LISTED RECORDS:
· · · · ·

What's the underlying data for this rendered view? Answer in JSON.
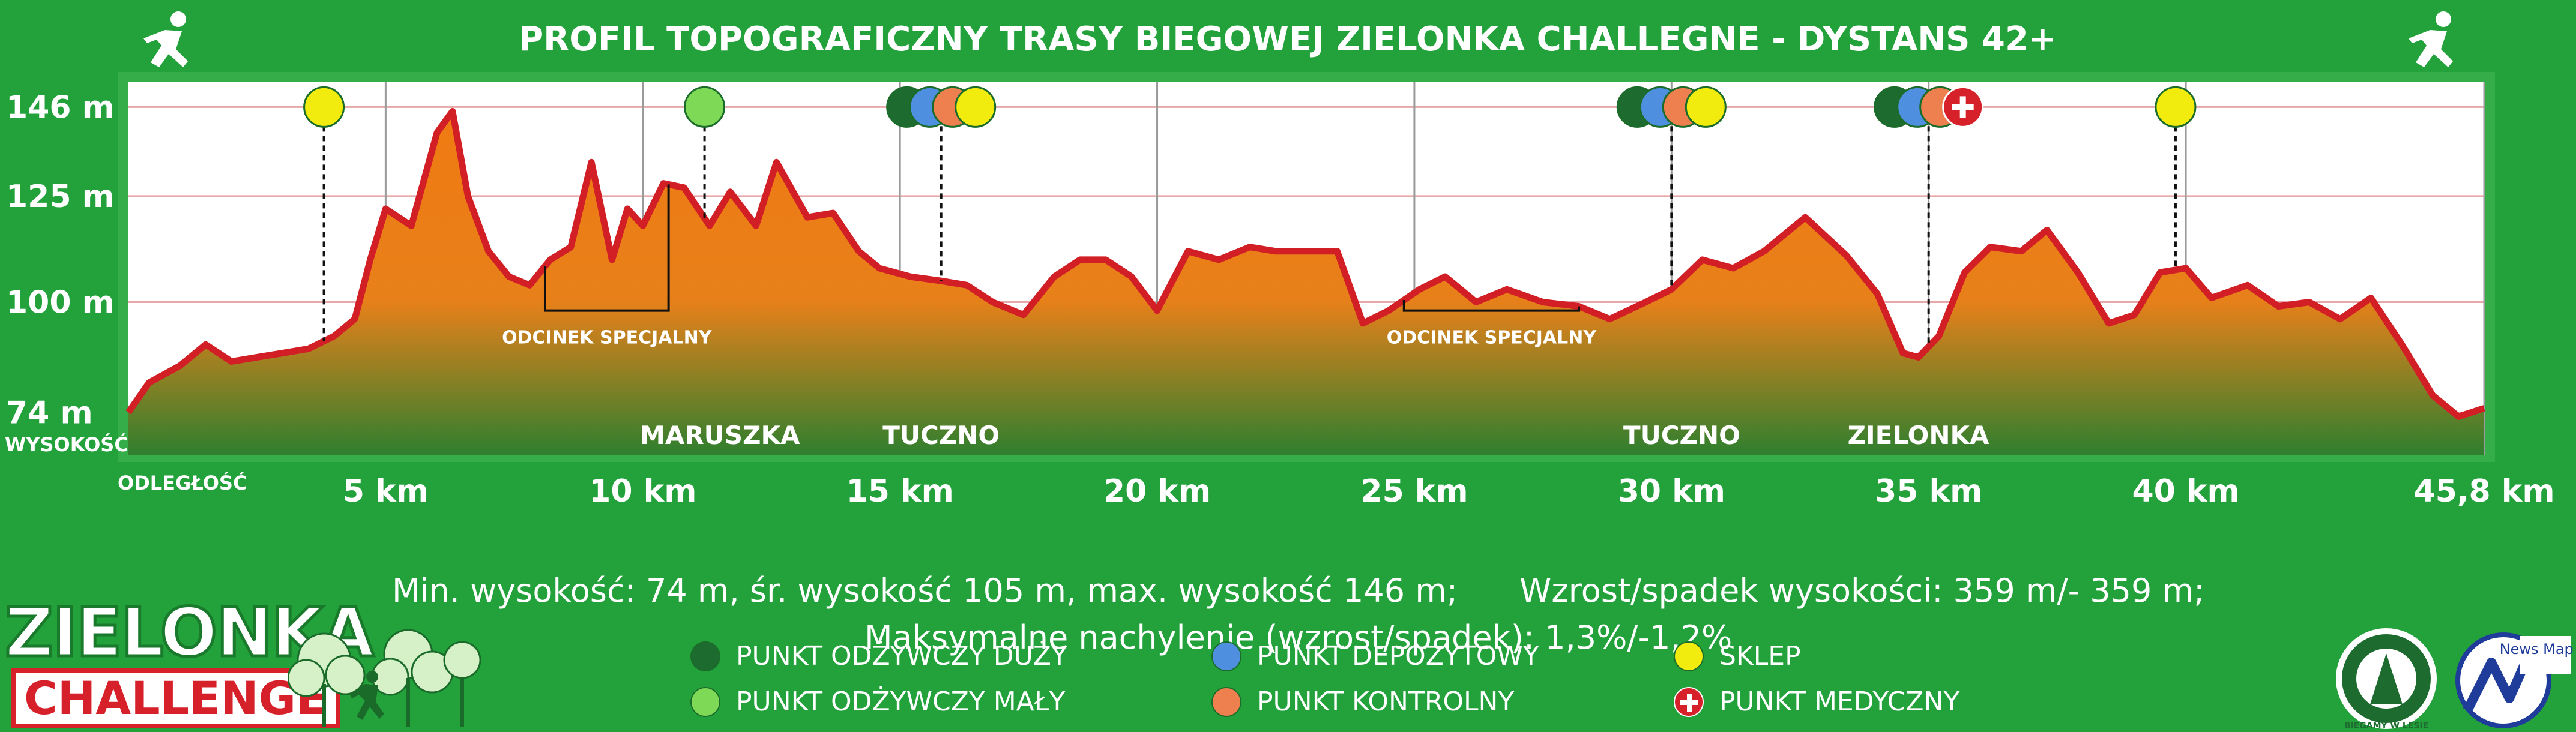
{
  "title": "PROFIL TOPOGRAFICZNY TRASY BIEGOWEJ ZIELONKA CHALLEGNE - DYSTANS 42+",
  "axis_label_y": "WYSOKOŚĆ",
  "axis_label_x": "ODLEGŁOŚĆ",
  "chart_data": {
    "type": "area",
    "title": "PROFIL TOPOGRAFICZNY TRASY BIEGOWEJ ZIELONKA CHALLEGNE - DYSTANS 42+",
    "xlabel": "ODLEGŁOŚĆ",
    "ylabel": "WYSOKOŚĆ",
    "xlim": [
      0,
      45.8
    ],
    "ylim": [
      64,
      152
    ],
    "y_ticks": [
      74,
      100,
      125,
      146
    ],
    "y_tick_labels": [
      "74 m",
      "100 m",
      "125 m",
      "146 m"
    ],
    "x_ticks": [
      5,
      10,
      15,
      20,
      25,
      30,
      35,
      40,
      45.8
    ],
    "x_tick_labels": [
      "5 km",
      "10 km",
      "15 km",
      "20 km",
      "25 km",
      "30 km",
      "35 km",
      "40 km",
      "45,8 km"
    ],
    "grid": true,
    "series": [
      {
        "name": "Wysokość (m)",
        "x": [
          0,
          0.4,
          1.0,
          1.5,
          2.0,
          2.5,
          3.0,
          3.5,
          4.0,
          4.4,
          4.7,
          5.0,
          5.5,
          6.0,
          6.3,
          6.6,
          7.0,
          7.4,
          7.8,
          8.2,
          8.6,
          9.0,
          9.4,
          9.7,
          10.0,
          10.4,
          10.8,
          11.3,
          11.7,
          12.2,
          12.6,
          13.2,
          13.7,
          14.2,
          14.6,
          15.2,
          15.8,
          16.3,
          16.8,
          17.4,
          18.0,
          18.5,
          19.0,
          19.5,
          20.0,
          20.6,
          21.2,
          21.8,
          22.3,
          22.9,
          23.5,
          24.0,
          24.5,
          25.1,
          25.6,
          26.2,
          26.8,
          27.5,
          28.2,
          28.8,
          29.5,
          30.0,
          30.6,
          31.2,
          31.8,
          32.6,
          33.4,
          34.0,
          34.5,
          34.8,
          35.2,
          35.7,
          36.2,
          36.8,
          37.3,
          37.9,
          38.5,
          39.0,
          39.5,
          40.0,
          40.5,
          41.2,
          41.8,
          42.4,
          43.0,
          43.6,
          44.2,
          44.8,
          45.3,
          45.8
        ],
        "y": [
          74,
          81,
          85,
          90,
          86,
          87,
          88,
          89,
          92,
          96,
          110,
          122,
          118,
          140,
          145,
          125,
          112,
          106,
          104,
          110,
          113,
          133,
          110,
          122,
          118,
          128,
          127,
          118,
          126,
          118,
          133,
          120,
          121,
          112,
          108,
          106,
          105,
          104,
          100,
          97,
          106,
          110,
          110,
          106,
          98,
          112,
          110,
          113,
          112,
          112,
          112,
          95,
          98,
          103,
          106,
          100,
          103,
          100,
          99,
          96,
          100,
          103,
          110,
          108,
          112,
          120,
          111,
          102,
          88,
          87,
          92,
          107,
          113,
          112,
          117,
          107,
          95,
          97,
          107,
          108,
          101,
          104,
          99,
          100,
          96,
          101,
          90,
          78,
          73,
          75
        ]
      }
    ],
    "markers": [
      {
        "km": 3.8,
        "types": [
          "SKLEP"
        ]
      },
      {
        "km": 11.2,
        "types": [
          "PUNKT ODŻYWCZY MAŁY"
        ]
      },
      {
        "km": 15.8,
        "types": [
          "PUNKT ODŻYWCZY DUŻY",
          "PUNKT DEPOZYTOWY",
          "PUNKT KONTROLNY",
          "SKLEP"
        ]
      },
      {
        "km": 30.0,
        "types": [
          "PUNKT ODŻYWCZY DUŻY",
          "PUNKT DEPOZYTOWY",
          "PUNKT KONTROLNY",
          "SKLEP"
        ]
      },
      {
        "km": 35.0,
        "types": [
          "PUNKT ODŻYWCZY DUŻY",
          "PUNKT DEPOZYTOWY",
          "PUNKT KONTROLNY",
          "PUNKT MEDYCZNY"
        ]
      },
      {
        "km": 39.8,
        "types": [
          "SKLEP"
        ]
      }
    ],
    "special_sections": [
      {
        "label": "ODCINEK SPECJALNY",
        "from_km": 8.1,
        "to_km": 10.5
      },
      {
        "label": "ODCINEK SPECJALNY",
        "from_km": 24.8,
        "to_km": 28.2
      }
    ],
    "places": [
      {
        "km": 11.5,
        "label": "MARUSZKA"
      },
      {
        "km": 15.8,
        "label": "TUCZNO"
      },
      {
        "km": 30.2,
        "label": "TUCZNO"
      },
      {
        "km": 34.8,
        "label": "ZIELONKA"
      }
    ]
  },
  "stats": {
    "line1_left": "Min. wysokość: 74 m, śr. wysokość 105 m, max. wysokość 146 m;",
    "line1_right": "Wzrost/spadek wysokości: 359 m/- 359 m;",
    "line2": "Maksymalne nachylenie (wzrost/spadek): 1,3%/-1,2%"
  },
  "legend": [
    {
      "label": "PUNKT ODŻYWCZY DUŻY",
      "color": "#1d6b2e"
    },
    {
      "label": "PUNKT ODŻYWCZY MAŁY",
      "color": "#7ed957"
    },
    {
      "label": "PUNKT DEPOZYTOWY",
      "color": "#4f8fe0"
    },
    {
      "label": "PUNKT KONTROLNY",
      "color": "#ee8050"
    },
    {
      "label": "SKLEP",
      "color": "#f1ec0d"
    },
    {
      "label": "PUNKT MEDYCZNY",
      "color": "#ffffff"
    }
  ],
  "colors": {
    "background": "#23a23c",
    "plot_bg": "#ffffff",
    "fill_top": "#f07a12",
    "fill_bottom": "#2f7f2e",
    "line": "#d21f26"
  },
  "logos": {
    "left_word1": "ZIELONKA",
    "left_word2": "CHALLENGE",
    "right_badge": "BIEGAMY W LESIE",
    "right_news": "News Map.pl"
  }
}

· · · · ·

AIM OF THE TASK:
Using the data above, copy each line that contains "title".

SOLUTION FOR THIS EXERCISE:
  "title": "PROFIL TOPOGRAFICZNY TRASY BIEGOWEJ ZIELONKA CHALLEGNE - DYSTANS 42+",
    "title": "PROFIL TOPOGRAFICZNY TRASY BIEGOWEJ ZIELONKA CHALLEGNE - DYSTANS 42+",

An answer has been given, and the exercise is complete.